**SOURCE EXTRACT:**
◆ ◆ ◆ ◆

It is about living well, with success, Kagame said. “Succeeding against poverty, dependence, and indignity.”

“Succeeding as an upright nation of Africans who play our part to build a better continent and a fairer world,” he continued.

“You have the freedom and the opportunity to live the lives you want,” the Head of State told the youth, adding, “but wherever your life takes you, remember your duty to uphold the good politics we have built.”

“Speak up, take part, and give back,” Kagame said, as he continued to address young people. “Those are the civic values that we want to define the next generation of Rwandans.”

But are Rwandan youth ready to rise to the occasion?

Speaking to The New Times, Lilian Ishimwe, a 22-year-old youth leader in Gihango Sector, Rutsiro District in Western Province, said Rwandan youth were fortunate to have leaders who do not only believe in them but also mentor and empower them, adding that the ball was firmly in young people’s court.

Learning at the feet of icons

“We are lucky that we continue to learn at the feet of our courageous liberation icons, but they will not be around forever, at one point we will be on our own, which is why we need to make the most of the opportunity we have to learn today and be ready for tomorrow,” she said.

◆ ◆ ◆ ◆

**WORK TO BE COMPLETED:**
Reproduce word for word the part of the Kagame excerpt above that opens with the words containing "But are Rwandan" and closes with "young people’s court.". The listing below has nothing to do with the Kagame excerpt.

**DATASET CONTENT:**
◆ ◆ ◆ ◆

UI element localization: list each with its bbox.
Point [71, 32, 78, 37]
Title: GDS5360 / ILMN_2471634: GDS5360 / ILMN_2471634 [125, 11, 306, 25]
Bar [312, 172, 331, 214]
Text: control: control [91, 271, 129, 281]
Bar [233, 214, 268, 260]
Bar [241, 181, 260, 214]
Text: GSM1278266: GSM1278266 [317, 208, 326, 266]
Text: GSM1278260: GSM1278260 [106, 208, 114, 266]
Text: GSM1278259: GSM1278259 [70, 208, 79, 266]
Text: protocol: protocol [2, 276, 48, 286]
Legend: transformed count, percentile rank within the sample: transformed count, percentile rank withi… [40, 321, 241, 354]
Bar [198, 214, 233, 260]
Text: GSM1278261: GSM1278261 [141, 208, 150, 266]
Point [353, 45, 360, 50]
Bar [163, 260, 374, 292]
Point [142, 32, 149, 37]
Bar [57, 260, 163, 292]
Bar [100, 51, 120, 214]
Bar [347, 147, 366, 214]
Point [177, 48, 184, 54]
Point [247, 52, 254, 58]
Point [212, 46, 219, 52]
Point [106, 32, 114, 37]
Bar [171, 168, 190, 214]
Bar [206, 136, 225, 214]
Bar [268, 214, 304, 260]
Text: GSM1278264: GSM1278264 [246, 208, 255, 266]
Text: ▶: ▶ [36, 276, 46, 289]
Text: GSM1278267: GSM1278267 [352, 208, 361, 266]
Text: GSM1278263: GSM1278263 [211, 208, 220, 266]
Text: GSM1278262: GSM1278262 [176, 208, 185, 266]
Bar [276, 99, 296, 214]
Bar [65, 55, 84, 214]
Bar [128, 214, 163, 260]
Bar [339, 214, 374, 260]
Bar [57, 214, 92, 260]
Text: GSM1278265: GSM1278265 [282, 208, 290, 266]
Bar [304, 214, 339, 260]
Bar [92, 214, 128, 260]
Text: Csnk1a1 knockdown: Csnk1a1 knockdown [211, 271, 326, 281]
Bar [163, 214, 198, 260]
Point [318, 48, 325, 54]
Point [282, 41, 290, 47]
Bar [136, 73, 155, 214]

◆ ◆ ◆ ◆

**SOLUTION:**
But are Rwandan youth ready to rise to the occasion?

Speaking to The New Times, Lilian Ishimwe, a 22-year-old youth leader in Gihango Sector, Rutsiro District in Western Province, said Rwandan youth were fortunate to have leaders who do not only believe in them but also mentor and empower them, adding that the ball was firmly in young people’s court.